— Begin ITEMS —

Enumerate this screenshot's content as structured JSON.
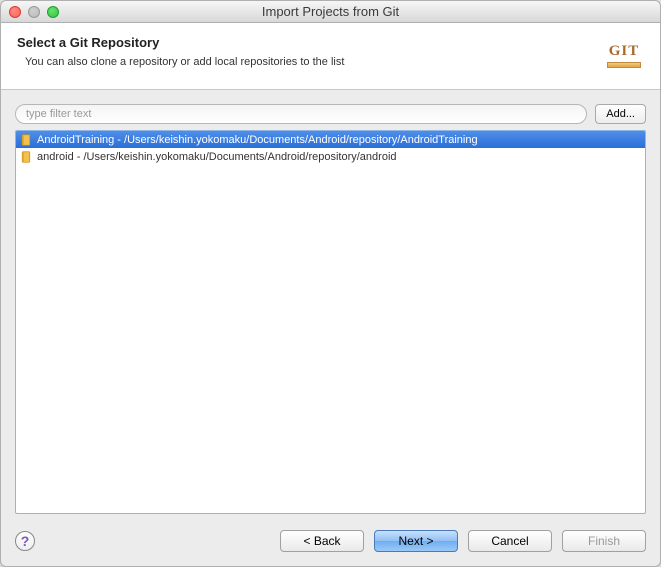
{
  "window": {
    "title": "Import Projects from Git"
  },
  "header": {
    "heading": "Select a Git Repository",
    "subtext": "You can also clone a repository or add local repositories to the list",
    "logo_text": "GIT"
  },
  "filter": {
    "placeholder": "type filter text",
    "add_label": "Add..."
  },
  "repos": [
    {
      "name": "AndroidTraining",
      "path": "/Users/keishin.yokomaku/Documents/Android/repository/AndroidTraining",
      "selected": true
    },
    {
      "name": "android",
      "path": "/Users/keishin.yokomaku/Documents/Android/repository/android",
      "selected": false
    }
  ],
  "footer": {
    "back": "< Back",
    "next": "Next >",
    "cancel": "Cancel",
    "finish": "Finish"
  }
}
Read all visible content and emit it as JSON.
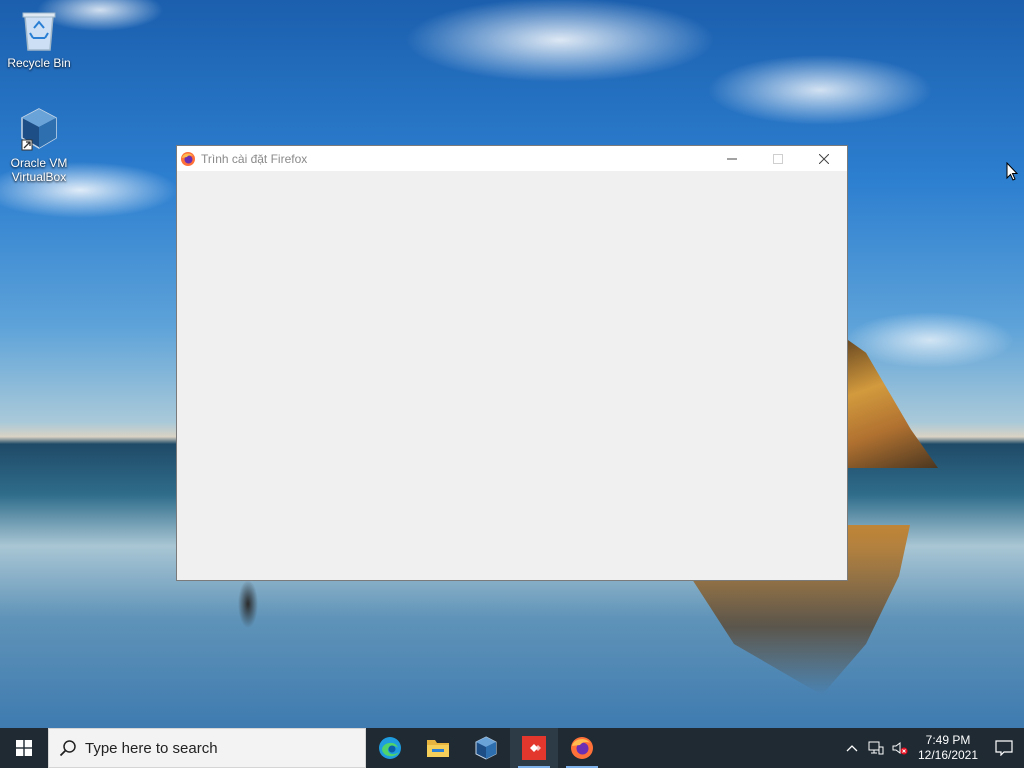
{
  "desktop": {
    "icons": [
      {
        "label": "Recycle Bin",
        "icon": "recycle-bin-icon"
      },
      {
        "label": "Oracle VM VirtualBox",
        "icon": "virtualbox-icon"
      }
    ]
  },
  "window": {
    "title": "Trình cài đặt Firefox",
    "icon": "firefox-icon",
    "controls": [
      "minimize",
      "maximize",
      "close"
    ]
  },
  "taskbar": {
    "search_placeholder": "Type here to search",
    "apps": [
      {
        "name": "Microsoft Edge",
        "icon": "edge-icon"
      },
      {
        "name": "File Explorer",
        "icon": "folder-icon"
      },
      {
        "name": "Oracle VM VirtualBox",
        "icon": "virtualbox-icon"
      },
      {
        "name": "AnyDesk",
        "icon": "anydesk-icon"
      },
      {
        "name": "Firefox Installer",
        "icon": "firefox-icon"
      }
    ],
    "clock": {
      "time": "7:49 PM",
      "date": "12/16/2021"
    }
  },
  "colors": {
    "taskbar_bg": "#1f2a33",
    "window_bg": "#f0f0f0",
    "accent": "#7fb2ea"
  }
}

— End ITEMS —

DIRECTIONS
Scan the material above. Extract every line in which the word "path" occurs.

ANSWER FOR THE TASK
      "path": "/Users/keishin.yokomaku/Documents/Android/repository/AndroidTraining",
      "path": "/Users/keishin.yokomaku/Documents/Android/repository/android",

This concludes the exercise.